- **EXERCISE DETAILS**: Copy out all the data, word for word.

- **Figure collection entries**:
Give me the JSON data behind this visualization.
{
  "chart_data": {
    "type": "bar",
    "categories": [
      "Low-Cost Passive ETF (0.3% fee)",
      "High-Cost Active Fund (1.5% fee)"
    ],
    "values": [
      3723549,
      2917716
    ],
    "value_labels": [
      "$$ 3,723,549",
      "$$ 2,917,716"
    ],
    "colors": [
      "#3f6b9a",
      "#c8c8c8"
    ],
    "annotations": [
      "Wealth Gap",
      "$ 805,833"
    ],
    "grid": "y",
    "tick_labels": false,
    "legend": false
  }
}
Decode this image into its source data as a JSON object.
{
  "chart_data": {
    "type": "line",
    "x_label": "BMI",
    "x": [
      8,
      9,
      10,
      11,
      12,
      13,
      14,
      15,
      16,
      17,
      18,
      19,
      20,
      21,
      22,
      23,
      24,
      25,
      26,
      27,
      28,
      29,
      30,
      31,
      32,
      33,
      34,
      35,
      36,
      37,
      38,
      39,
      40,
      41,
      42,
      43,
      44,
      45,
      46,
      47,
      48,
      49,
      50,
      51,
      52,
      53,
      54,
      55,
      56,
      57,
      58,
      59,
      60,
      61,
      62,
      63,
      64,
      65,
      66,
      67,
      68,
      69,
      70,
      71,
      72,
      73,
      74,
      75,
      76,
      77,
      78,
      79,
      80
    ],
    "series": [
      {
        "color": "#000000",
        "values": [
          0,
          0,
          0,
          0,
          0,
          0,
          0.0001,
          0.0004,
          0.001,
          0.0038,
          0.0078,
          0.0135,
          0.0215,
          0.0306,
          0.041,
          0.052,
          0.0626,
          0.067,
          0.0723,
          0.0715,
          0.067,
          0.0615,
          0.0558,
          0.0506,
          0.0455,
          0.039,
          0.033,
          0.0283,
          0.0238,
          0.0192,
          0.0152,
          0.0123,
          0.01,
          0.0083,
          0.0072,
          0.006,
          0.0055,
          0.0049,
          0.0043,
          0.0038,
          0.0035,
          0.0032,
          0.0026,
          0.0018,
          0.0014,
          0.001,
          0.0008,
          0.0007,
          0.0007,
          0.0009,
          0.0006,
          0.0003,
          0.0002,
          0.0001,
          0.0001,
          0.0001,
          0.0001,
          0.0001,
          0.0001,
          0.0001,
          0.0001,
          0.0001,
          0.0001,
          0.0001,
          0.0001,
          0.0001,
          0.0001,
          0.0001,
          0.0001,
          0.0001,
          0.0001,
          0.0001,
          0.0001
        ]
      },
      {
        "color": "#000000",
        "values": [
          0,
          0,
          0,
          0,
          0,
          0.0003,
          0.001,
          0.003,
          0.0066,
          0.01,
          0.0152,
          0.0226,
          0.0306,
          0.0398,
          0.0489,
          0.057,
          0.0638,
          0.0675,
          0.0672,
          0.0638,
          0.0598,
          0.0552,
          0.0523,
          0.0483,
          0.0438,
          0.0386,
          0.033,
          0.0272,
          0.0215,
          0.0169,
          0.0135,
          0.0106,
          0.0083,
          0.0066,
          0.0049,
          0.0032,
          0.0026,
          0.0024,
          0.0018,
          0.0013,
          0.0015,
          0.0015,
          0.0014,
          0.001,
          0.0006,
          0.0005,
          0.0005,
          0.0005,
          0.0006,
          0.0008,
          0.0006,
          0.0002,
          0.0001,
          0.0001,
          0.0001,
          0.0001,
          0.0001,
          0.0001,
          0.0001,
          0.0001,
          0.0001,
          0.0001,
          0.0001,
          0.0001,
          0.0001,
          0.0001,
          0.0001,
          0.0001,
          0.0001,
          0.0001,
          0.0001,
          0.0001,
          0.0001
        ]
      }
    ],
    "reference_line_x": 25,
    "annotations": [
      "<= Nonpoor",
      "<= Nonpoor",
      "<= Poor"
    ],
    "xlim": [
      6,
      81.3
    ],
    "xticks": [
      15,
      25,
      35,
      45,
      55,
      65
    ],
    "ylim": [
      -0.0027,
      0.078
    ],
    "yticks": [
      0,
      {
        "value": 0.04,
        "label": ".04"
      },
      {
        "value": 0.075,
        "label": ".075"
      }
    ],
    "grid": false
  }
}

- **FULL OUTPUT**:
Give me the JSON data behind this visualization.
{
  "chart_data": {
    "type": "bar",
    "categories": [
      "Low-Cost Passive ETF (0.3% fee)",
      "High-Cost Active Fund (1.5% fee)"
    ],
    "values": [
      3723549,
      2917716
    ],
    "value_labels": [
      "$$ 3,723,549",
      "$$ 2,917,716"
    ],
    "colors": [
      "#3f6b9a",
      "#c8c8c8"
    ],
    "annotations": [
      "Wealth Gap",
      "$ 805,833"
    ],
    "grid": "y",
    "tick_labels": false,
    "legend": false
  }
}
Decode this image into its source data as a JSON object.
{
  "chart_data": {
    "type": "line",
    "x_label": "BMI",
    "x": [
      8,
      9,
      10,
      11,
      12,
      13,
      14,
      15,
      16,
      17,
      18,
      19,
      20,
      21,
      22,
      23,
      24,
      25,
      26,
      27,
      28,
      29,
      30,
      31,
      32,
      33,
      34,
      35,
      36,
      37,
      38,
      39,
      40,
      41,
      42,
      43,
      44,
      45,
      46,
      47,
      48,
      49,
      50,
      51,
      52,
      53,
      54,
      55,
      56,
      57,
      58,
      59,
      60,
      61,
      62,
      63,
      64,
      65,
      66,
      67,
      68,
      69,
      70,
      71,
      72,
      73,
      74,
      75,
      76,
      77,
      78,
      79,
      80
    ],
    "series": [
      {
        "color": "#000000",
        "values": [
          0,
          0,
          0,
          0,
          0,
          0,
          0.0001,
          0.0004,
          0.001,
          0.0038,
          0.0078,
          0.0135,
          0.0215,
          0.0306,
          0.041,
          0.052,
          0.0626,
          0.067,
          0.0723,
          0.0715,
          0.067,
          0.0615,
          0.0558,
          0.0506,
          0.0455,
          0.039,
          0.033,
          0.0283,
          0.0238,
          0.0192,
          0.0152,
          0.0123,
          0.01,
          0.0083,
          0.0072,
          0.006,
          0.0055,
          0.0049,
          0.0043,
          0.0038,
          0.0035,
          0.0032,
          0.0026,
          0.0018,
          0.0014,
          0.001,
          0.0008,
          0.0007,
          0.0007,
          0.0009,
          0.0006,
          0.0003,
          0.0002,
          0.0001,
          0.0001,
          0.0001,
          0.0001,
          0.0001,
          0.0001,
          0.0001,
          0.0001,
          0.0001,
          0.0001,
          0.0001,
          0.0001,
          0.0001,
          0.0001,
          0.0001,
          0.0001,
          0.0001,
          0.0001,
          0.0001,
          0.0001
        ]
      },
      {
        "color": "#000000",
        "values": [
          0,
          0,
          0,
          0,
          0,
          0.0003,
          0.001,
          0.003,
          0.0066,
          0.01,
          0.0152,
          0.0226,
          0.0306,
          0.0398,
          0.0489,
          0.057,
          0.0638,
          0.0675,
          0.0672,
          0.0638,
          0.0598,
          0.0552,
          0.0523,
          0.0483,
          0.0438,
          0.0386,
          0.033,
          0.0272,
          0.0215,
          0.0169,
          0.0135,
          0.0106,
          0.0083,
          0.0066,
          0.0049,
          0.0032,
          0.0026,
          0.0024,
          0.0018,
          0.0013,
          0.0015,
          0.0015,
          0.0014,
          0.001,
          0.0006,
          0.0005,
          0.0005,
          0.0005,
          0.0006,
          0.0008,
          0.0006,
          0.0002,
          0.0001,
          0.0001,
          0.0001,
          0.0001,
          0.0001,
          0.0001,
          0.0001,
          0.0001,
          0.0001,
          0.0001,
          0.0001,
          0.0001,
          0.0001,
          0.0001,
          0.0001,
          0.0001,
          0.0001,
          0.0001,
          0.0001,
          0.0001,
          0.0001
        ]
      }
    ],
    "reference_line_x": 25,
    "annotations": [
      "<= Nonpoor",
      "<= Nonpoor",
      "<= Poor"
    ],
    "xlim": [
      6,
      81.3
    ],
    "xticks": [
      15,
      25,
      35,
      45,
      55,
      65
    ],
    "ylim": [
      -0.0027,
      0.078
    ],
    "yticks": [
      0,
      {
        "value": 0.04,
        "label": ".04"
      },
      {
        "value": 0.075,
        "label": ".075"
      }
    ],
    "grid": false
  }
}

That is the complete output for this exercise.